Your goal =
Each line should be copied exactly.

Dataset records =

....................

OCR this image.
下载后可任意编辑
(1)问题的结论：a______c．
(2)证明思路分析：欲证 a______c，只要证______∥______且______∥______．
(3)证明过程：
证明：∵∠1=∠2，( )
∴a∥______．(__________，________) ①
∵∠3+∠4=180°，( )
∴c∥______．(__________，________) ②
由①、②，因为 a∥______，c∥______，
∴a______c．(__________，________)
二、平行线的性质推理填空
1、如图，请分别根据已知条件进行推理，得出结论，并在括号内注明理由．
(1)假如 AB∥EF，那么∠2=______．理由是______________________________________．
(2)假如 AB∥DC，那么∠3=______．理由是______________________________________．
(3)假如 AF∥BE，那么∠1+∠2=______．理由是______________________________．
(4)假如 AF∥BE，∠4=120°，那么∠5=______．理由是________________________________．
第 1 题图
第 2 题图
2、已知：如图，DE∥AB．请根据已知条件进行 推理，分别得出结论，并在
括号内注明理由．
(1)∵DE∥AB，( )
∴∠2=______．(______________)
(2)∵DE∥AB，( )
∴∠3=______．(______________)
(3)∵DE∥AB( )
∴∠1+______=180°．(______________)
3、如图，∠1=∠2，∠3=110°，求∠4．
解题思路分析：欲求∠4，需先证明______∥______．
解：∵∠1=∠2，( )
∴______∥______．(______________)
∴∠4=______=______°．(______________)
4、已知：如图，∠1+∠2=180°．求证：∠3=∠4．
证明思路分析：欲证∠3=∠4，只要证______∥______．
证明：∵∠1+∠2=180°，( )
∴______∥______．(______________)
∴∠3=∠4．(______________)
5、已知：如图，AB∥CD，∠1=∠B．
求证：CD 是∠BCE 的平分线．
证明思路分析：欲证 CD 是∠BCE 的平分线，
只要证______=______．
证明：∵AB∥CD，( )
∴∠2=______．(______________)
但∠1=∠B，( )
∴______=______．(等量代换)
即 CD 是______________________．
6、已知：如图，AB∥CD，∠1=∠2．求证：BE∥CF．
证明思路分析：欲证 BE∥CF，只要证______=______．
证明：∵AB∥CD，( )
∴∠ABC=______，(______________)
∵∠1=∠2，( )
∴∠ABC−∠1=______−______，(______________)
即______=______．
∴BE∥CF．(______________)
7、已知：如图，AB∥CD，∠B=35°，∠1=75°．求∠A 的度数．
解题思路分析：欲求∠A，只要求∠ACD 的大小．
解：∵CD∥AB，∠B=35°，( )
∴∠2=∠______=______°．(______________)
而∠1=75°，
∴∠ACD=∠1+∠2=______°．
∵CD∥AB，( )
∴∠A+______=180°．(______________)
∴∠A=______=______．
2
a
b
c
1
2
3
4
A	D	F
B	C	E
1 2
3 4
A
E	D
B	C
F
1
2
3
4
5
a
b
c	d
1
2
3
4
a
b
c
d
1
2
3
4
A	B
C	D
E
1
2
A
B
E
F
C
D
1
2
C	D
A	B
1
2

....................

Full solution =
OCR this image.
下载后可任意编辑
(1)问题的结论：a______c．
(2)证明思路分析：欲证 a______c，只要证______∥______且______∥______．
(3)证明过程：
证明：∵∠1=∠2，( )
∴a∥______．(__________，________) ①
∵∠3+∠4=180°，( )
∴c∥______．(__________，________) ②
由①、②，因为 a∥______，c∥______，
∴a______c．(__________，________)
二、平行线的性质推理填空
1、如图，请分别根据已知条件进行推理，得出结论，并在括号内注明理由．
(1)假如 AB∥EF，那么∠2=______．理由是______________________________________．
(2)假如 AB∥DC，那么∠3=______．理由是______________________________________．
(3)假如 AF∥BE，那么∠1+∠2=______．理由是______________________________．
(4)假如 AF∥BE，∠4=120°，那么∠5=______．理由是________________________________．
第 1 题图
第 2 题图
2、已知：如图，DE∥AB．请根据已知条件进行 推理，分别得出结论，并在
括号内注明理由．
(1)∵DE∥AB，( )
∴∠2=______．(______________)
(2)∵DE∥AB，( )
∴∠3=______．(______________)
(3)∵DE∥AB( )
∴∠1+______=180°．(______________)
3、如图，∠1=∠2，∠3=110°，求∠4．
解题思路分析：欲求∠4，需先证明______∥______．
解：∵∠1=∠2，( )
∴______∥______．(______________)
∴∠4=______=______°．(______________)
4、已知：如图，∠1+∠2=180°．求证：∠3=∠4．
证明思路分析：欲证∠3=∠4，只要证______∥______．
证明：∵∠1+∠2=180°，( )
∴______∥______．(______________)
∴∠3=∠4．(______________)
5、已知：如图，AB∥CD，∠1=∠B．
求证：CD 是∠BCE 的平分线．
证明思路分析：欲证 CD 是∠BCE 的平分线，
只要证______=______．
证明：∵AB∥CD，( )
∴∠2=______．(______________)
但∠1=∠B，( )
∴______=______．(等量代换)
即 CD 是______________________．
6、已知：如图，AB∥CD，∠1=∠2．求证：BE∥CF．
证明思路分析：欲证 BE∥CF，只要证______=______．
证明：∵AB∥CD，( )
∴∠ABC=______，(______________)
∵∠1=∠2，( )
∴∠ABC−∠1=______−______，(______________)
即______=______．
∴BE∥CF．(______________)
7、已知：如图，AB∥CD，∠B=35°，∠1=75°．求∠A 的度数．
解题思路分析：欲求∠A，只要求∠ACD 的大小．
解：∵CD∥AB，∠B=35°，( )
∴∠2=∠______=______°．(______________)
而∠1=75°，
∴∠ACD=∠1+∠2=______°．
∵CD∥AB，( )
∴∠A+______=180°．(______________)
∴∠A=______=______．
2
a
b
c
1
2
3
4
A	D	F
B	C	E
1 2
3 4
A
E	D
B	C
F
1
2
3
4
5
a
b
c	d
1
2
3
4
a
b
c
d
1
2
3
4
A	B
C	D
E
1
2
A
B
E
F
C
D
1
2
C	D
A	B
1
2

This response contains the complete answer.